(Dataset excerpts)
-.-.-

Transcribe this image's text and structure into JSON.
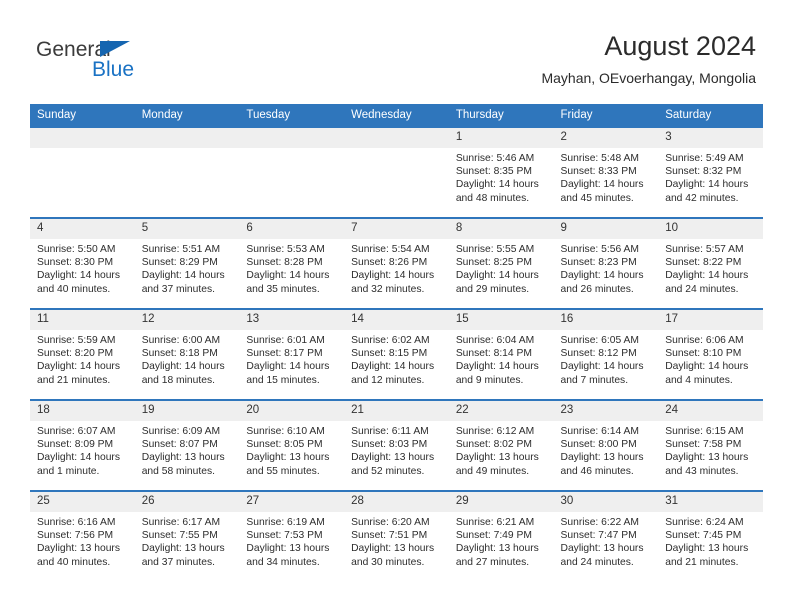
{
  "brand": {
    "line1": "General",
    "line2": "Blue",
    "triangle_color": "#1565b0",
    "blue_text_color": "#1a72c4"
  },
  "header": {
    "title": "August 2024",
    "subtitle": "Mayhan, OEvoerhangay, Mongolia"
  },
  "theme": {
    "header_blue": "#2f76bc",
    "daynum_gray": "#efefef",
    "text_color": "#2d2d2d"
  },
  "weekday_headers": [
    "Sunday",
    "Monday",
    "Tuesday",
    "Wednesday",
    "Thursday",
    "Friday",
    "Saturday"
  ],
  "weeks": [
    [
      {
        "day": "",
        "lines": []
      },
      {
        "day": "",
        "lines": []
      },
      {
        "day": "",
        "lines": []
      },
      {
        "day": "",
        "lines": []
      },
      {
        "day": "1",
        "lines": [
          "Sunrise: 5:46 AM",
          "Sunset: 8:35 PM",
          "Daylight: 14 hours",
          "and 48 minutes."
        ]
      },
      {
        "day": "2",
        "lines": [
          "Sunrise: 5:48 AM",
          "Sunset: 8:33 PM",
          "Daylight: 14 hours",
          "and 45 minutes."
        ]
      },
      {
        "day": "3",
        "lines": [
          "Sunrise: 5:49 AM",
          "Sunset: 8:32 PM",
          "Daylight: 14 hours",
          "and 42 minutes."
        ]
      }
    ],
    [
      {
        "day": "4",
        "lines": [
          "Sunrise: 5:50 AM",
          "Sunset: 8:30 PM",
          "Daylight: 14 hours",
          "and 40 minutes."
        ]
      },
      {
        "day": "5",
        "lines": [
          "Sunrise: 5:51 AM",
          "Sunset: 8:29 PM",
          "Daylight: 14 hours",
          "and 37 minutes."
        ]
      },
      {
        "day": "6",
        "lines": [
          "Sunrise: 5:53 AM",
          "Sunset: 8:28 PM",
          "Daylight: 14 hours",
          "and 35 minutes."
        ]
      },
      {
        "day": "7",
        "lines": [
          "Sunrise: 5:54 AM",
          "Sunset: 8:26 PM",
          "Daylight: 14 hours",
          "and 32 minutes."
        ]
      },
      {
        "day": "8",
        "lines": [
          "Sunrise: 5:55 AM",
          "Sunset: 8:25 PM",
          "Daylight: 14 hours",
          "and 29 minutes."
        ]
      },
      {
        "day": "9",
        "lines": [
          "Sunrise: 5:56 AM",
          "Sunset: 8:23 PM",
          "Daylight: 14 hours",
          "and 26 minutes."
        ]
      },
      {
        "day": "10",
        "lines": [
          "Sunrise: 5:57 AM",
          "Sunset: 8:22 PM",
          "Daylight: 14 hours",
          "and 24 minutes."
        ]
      }
    ],
    [
      {
        "day": "11",
        "lines": [
          "Sunrise: 5:59 AM",
          "Sunset: 8:20 PM",
          "Daylight: 14 hours",
          "and 21 minutes."
        ]
      },
      {
        "day": "12",
        "lines": [
          "Sunrise: 6:00 AM",
          "Sunset: 8:18 PM",
          "Daylight: 14 hours",
          "and 18 minutes."
        ]
      },
      {
        "day": "13",
        "lines": [
          "Sunrise: 6:01 AM",
          "Sunset: 8:17 PM",
          "Daylight: 14 hours",
          "and 15 minutes."
        ]
      },
      {
        "day": "14",
        "lines": [
          "Sunrise: 6:02 AM",
          "Sunset: 8:15 PM",
          "Daylight: 14 hours",
          "and 12 minutes."
        ]
      },
      {
        "day": "15",
        "lines": [
          "Sunrise: 6:04 AM",
          "Sunset: 8:14 PM",
          "Daylight: 14 hours",
          "and 9 minutes."
        ]
      },
      {
        "day": "16",
        "lines": [
          "Sunrise: 6:05 AM",
          "Sunset: 8:12 PM",
          "Daylight: 14 hours",
          "and 7 minutes."
        ]
      },
      {
        "day": "17",
        "lines": [
          "Sunrise: 6:06 AM",
          "Sunset: 8:10 PM",
          "Daylight: 14 hours",
          "and 4 minutes."
        ]
      }
    ],
    [
      {
        "day": "18",
        "lines": [
          "Sunrise: 6:07 AM",
          "Sunset: 8:09 PM",
          "Daylight: 14 hours",
          "and 1 minute."
        ]
      },
      {
        "day": "19",
        "lines": [
          "Sunrise: 6:09 AM",
          "Sunset: 8:07 PM",
          "Daylight: 13 hours",
          "and 58 minutes."
        ]
      },
      {
        "day": "20",
        "lines": [
          "Sunrise: 6:10 AM",
          "Sunset: 8:05 PM",
          "Daylight: 13 hours",
          "and 55 minutes."
        ]
      },
      {
        "day": "21",
        "lines": [
          "Sunrise: 6:11 AM",
          "Sunset: 8:03 PM",
          "Daylight: 13 hours",
          "and 52 minutes."
        ]
      },
      {
        "day": "22",
        "lines": [
          "Sunrise: 6:12 AM",
          "Sunset: 8:02 PM",
          "Daylight: 13 hours",
          "and 49 minutes."
        ]
      },
      {
        "day": "23",
        "lines": [
          "Sunrise: 6:14 AM",
          "Sunset: 8:00 PM",
          "Daylight: 13 hours",
          "and 46 minutes."
        ]
      },
      {
        "day": "24",
        "lines": [
          "Sunrise: 6:15 AM",
          "Sunset: 7:58 PM",
          "Daylight: 13 hours",
          "and 43 minutes."
        ]
      }
    ],
    [
      {
        "day": "25",
        "lines": [
          "Sunrise: 6:16 AM",
          "Sunset: 7:56 PM",
          "Daylight: 13 hours",
          "and 40 minutes."
        ]
      },
      {
        "day": "26",
        "lines": [
          "Sunrise: 6:17 AM",
          "Sunset: 7:55 PM",
          "Daylight: 13 hours",
          "and 37 minutes."
        ]
      },
      {
        "day": "27",
        "lines": [
          "Sunrise: 6:19 AM",
          "Sunset: 7:53 PM",
          "Daylight: 13 hours",
          "and 34 minutes."
        ]
      },
      {
        "day": "28",
        "lines": [
          "Sunrise: 6:20 AM",
          "Sunset: 7:51 PM",
          "Daylight: 13 hours",
          "and 30 minutes."
        ]
      },
      {
        "day": "29",
        "lines": [
          "Sunrise: 6:21 AM",
          "Sunset: 7:49 PM",
          "Daylight: 13 hours",
          "and 27 minutes."
        ]
      },
      {
        "day": "30",
        "lines": [
          "Sunrise: 6:22 AM",
          "Sunset: 7:47 PM",
          "Daylight: 13 hours",
          "and 24 minutes."
        ]
      },
      {
        "day": "31",
        "lines": [
          "Sunrise: 6:24 AM",
          "Sunset: 7:45 PM",
          "Daylight: 13 hours",
          "and 21 minutes."
        ]
      }
    ]
  ]
}
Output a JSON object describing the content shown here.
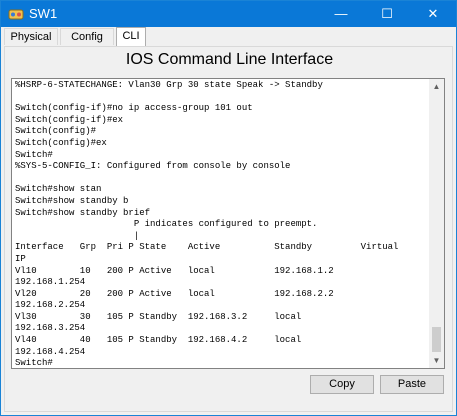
{
  "window": {
    "title": "SW1"
  },
  "titlebar_buttons": {
    "minimize": "—",
    "maximize": "☐",
    "close": "✕"
  },
  "tabs": [
    {
      "label": "Physical"
    },
    {
      "label": "Config"
    },
    {
      "label": "CLI",
      "active": true
    }
  ],
  "cli": {
    "header": "IOS Command Line Interface",
    "lines": [
      "%HSRP-6-STATECHANGE: Vlan30 Grp 30 state Speak -> Standby",
      "",
      "Switch(config-if)#no ip access-group 101 out",
      "Switch(config-if)#ex",
      "Switch(config)#",
      "Switch(config)#ex",
      "Switch#",
      "%SYS-5-CONFIG_I: Configured from console by console",
      "",
      "Switch#show stan",
      "Switch#show standby b",
      "Switch#show standby brief",
      "                      P indicates configured to preempt.",
      "                      |",
      "Interface   Grp  Pri P State    Active          Standby         Virtual",
      "IP",
      "Vl10        10   200 P Active   local           192.168.1.2",
      "192.168.1.254",
      "Vl20        20   200 P Active   local           192.168.2.2",
      "192.168.2.254",
      "Vl30        30   105 P Standby  192.168.3.2     local",
      "192.168.3.254",
      "Vl40        40   105 P Standby  192.168.4.2     local",
      "192.168.4.254",
      "Switch#"
    ]
  },
  "buttons": {
    "copy": "Copy",
    "paste": "Paste"
  },
  "colors": {
    "titlebar": "#0a78d7",
    "terminal_bg": "#ffffff"
  }
}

-.-.-

▶ Aim of the exercise
Copy out exactly the lines between the line containing "Output a JSON" and the end of the entries, including both, and leave the pictures behind.

▶ Result for this task
Output a JSON object describing the content shown here.
{
  "window": {
    "title": "SW1"
  },
  "titlebar_buttons": {
    "minimize": "—",
    "maximize": "☐",
    "close": "✕"
  },
  "tabs": [
    {
      "label": "Physical"
    },
    {
      "label": "Config"
    },
    {
      "label": "CLI",
      "active": true
    }
  ],
  "cli": {
    "header": "IOS Command Line Interface",
    "lines": [
      "%HSRP-6-STATECHANGE: Vlan30 Grp 30 state Speak -> Standby",
      "",
      "Switch(config-if)#no ip access-group 101 out",
      "Switch(config-if)#ex",
      "Switch(config)#",
      "Switch(config)#ex",
      "Switch#",
      "%SYS-5-CONFIG_I: Configured from console by console",
      "",
      "Switch#show stan",
      "Switch#show standby b",
      "Switch#show standby brief",
      "                      P indicates configured to preempt.",
      "                      |",
      "Interface   Grp  Pri P State    Active          Standby         Virtual",
      "IP",
      "Vl10        10   200 P Active   local           192.168.1.2",
      "192.168.1.254",
      "Vl20        20   200 P Active   local           192.168.2.2",
      "192.168.2.254",
      "Vl30        30   105 P Standby  192.168.3.2     local",
      "192.168.3.254",
      "Vl40        40   105 P Standby  192.168.4.2     local",
      "192.168.4.254",
      "Switch#"
    ]
  },
  "buttons": {
    "copy": "Copy",
    "paste": "Paste"
  },
  "colors": {
    "titlebar": "#0a78d7",
    "terminal_bg": "#ffffff"
  }
}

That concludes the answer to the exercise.